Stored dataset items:

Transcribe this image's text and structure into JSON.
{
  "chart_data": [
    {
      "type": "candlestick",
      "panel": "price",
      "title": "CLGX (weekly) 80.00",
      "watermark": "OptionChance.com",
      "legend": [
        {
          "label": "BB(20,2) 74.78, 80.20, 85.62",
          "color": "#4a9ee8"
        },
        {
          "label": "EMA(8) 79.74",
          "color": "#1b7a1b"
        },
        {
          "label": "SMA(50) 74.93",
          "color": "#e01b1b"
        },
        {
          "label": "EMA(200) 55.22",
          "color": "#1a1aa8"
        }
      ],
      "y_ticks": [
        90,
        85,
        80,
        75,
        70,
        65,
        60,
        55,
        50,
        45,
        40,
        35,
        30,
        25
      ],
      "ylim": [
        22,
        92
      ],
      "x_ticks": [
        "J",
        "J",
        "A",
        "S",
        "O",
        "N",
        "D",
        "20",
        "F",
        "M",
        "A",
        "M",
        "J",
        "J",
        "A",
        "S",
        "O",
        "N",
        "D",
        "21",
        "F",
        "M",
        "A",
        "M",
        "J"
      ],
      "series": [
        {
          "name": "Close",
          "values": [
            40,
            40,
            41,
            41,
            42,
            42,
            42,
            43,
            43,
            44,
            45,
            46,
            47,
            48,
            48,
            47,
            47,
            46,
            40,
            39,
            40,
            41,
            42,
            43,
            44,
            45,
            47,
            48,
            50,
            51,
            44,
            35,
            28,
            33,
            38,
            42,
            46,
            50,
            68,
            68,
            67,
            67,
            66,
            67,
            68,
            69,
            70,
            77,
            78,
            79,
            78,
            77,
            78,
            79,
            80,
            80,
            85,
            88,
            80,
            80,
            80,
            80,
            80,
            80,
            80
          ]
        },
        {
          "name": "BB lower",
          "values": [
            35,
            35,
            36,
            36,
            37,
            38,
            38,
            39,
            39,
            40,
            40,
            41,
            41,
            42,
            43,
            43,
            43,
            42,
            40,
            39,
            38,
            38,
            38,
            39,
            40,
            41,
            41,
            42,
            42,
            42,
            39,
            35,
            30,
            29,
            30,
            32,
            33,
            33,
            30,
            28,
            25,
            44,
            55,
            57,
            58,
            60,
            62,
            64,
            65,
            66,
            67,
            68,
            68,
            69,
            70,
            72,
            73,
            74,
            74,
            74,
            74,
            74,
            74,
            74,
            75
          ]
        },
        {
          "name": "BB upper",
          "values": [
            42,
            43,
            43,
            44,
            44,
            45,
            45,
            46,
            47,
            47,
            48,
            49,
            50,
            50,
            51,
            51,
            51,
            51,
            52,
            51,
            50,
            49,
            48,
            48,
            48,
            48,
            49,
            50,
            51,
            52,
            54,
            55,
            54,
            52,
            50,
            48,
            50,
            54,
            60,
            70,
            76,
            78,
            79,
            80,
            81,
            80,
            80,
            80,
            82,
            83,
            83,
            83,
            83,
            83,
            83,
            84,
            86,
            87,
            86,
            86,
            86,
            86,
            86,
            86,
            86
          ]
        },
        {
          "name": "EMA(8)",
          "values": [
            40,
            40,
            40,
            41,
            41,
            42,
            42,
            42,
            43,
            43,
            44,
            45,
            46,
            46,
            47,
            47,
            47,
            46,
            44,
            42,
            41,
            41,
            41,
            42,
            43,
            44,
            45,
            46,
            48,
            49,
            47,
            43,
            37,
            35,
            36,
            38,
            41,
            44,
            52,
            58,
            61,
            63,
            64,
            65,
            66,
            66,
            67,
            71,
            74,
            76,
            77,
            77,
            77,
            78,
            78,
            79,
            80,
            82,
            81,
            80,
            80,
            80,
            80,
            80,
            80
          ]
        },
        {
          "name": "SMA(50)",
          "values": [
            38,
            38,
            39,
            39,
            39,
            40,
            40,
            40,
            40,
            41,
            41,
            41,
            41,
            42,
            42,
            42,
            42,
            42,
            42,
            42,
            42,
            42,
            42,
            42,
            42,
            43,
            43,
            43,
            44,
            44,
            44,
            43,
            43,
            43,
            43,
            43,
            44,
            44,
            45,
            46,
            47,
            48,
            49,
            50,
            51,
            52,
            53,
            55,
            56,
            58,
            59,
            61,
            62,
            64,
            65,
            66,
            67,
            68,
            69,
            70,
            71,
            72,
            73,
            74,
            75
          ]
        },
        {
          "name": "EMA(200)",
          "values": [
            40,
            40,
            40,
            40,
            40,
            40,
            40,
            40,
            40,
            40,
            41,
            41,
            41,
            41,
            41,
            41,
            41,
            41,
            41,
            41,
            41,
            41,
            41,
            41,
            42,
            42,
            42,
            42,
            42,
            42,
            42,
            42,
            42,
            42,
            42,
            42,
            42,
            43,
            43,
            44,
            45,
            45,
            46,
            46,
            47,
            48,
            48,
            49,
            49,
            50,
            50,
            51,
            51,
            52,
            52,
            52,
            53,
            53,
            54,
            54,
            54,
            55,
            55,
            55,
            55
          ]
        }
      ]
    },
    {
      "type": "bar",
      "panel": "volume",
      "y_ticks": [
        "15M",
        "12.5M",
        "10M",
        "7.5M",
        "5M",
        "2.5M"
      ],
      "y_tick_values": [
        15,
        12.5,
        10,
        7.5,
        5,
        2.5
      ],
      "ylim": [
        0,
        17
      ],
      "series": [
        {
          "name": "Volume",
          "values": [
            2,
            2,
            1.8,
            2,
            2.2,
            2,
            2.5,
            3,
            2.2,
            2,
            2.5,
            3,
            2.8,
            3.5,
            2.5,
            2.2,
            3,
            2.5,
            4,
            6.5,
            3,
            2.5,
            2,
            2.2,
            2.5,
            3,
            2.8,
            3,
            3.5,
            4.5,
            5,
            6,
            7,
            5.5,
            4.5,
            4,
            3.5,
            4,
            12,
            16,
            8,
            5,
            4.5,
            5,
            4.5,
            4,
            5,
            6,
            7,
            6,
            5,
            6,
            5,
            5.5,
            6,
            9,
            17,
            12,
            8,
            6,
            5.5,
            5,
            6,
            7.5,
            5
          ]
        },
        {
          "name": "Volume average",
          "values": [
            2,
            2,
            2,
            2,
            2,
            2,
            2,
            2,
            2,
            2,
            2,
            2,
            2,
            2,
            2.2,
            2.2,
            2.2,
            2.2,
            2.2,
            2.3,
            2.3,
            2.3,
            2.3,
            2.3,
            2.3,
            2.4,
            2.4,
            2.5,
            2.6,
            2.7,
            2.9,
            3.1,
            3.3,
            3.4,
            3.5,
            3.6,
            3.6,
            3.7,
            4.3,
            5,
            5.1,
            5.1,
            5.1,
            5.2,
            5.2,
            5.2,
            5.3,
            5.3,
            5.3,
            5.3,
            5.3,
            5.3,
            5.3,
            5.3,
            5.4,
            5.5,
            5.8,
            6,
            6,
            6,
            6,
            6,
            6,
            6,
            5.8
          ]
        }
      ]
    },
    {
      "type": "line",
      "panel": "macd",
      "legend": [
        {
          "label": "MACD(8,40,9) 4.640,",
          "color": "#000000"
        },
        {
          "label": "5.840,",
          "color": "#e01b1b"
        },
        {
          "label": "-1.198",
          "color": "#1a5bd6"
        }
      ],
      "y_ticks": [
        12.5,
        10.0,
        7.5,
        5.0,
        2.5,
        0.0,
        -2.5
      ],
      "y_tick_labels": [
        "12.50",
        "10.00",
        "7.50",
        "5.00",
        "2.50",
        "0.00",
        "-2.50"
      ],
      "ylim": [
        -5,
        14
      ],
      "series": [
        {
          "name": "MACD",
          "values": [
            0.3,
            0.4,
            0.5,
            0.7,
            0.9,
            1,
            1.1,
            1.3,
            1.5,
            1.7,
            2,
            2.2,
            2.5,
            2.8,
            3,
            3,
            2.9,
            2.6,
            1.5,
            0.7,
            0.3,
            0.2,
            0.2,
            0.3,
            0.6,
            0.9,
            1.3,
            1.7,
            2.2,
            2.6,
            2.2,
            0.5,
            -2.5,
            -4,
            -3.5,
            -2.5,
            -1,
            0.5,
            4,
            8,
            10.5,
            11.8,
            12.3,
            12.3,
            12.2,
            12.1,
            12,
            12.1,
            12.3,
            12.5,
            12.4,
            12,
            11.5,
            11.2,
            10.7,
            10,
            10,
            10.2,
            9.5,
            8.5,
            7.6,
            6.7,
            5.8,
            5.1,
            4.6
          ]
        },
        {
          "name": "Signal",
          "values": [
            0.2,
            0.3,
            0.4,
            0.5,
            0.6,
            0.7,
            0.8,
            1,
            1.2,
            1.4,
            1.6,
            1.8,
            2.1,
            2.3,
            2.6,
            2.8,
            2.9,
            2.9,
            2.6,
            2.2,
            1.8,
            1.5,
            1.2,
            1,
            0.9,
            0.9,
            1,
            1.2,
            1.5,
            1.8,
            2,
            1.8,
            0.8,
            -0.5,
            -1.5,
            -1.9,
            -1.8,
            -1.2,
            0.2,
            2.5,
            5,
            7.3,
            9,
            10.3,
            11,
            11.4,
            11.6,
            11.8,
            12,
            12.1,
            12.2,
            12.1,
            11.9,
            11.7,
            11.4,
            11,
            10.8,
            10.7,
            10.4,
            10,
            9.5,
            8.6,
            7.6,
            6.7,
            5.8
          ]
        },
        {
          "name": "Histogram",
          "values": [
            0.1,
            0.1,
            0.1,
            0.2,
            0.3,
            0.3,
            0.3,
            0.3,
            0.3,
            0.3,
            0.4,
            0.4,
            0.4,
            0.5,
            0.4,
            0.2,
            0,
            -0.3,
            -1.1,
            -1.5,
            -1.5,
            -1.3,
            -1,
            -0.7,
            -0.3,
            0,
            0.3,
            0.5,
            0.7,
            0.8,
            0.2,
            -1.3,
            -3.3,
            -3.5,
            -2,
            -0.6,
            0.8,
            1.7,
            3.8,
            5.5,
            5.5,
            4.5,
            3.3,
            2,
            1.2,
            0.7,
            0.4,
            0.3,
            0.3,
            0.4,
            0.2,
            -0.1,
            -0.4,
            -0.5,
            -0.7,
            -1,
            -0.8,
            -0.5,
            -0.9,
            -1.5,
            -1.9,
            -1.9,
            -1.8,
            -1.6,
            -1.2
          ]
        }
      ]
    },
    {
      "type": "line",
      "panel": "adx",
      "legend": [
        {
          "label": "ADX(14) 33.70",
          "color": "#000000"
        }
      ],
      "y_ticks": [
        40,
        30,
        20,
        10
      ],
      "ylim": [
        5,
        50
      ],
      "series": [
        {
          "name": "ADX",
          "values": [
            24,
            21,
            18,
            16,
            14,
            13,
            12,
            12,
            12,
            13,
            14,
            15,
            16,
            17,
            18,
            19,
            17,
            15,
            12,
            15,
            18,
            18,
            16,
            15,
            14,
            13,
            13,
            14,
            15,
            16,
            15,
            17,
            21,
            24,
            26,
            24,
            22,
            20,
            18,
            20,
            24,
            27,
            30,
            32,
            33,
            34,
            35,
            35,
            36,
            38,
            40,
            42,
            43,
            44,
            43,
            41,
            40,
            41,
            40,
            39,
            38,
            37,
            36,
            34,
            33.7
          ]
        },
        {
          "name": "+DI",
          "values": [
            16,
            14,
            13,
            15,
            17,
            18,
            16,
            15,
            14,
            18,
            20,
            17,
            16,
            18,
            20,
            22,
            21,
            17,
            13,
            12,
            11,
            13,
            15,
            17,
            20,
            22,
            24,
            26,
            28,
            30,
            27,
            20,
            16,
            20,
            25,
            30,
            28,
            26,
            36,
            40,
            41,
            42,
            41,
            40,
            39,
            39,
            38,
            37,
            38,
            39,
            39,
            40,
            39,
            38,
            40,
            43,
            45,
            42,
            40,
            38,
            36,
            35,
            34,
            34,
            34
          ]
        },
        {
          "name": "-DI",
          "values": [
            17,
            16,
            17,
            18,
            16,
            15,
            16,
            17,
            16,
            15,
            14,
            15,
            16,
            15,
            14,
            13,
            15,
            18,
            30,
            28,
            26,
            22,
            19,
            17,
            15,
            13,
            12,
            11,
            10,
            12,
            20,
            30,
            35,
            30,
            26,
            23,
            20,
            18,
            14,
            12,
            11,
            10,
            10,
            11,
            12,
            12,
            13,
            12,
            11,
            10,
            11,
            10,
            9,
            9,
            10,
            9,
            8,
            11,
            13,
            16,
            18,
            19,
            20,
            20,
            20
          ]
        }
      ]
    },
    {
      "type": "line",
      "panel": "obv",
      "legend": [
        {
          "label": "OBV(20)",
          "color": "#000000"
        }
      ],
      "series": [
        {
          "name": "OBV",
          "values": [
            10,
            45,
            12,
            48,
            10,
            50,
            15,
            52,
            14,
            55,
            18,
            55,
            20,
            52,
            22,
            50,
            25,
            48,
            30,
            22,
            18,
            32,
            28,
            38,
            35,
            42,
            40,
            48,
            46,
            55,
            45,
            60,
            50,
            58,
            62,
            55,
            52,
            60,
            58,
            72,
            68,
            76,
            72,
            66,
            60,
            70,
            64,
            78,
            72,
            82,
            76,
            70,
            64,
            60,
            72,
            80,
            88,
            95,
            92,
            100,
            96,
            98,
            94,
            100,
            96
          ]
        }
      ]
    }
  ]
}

Exercise prompt:
Find how many lines of the entries contain "panel". Respond with the number only.

Solution for this exercise:
5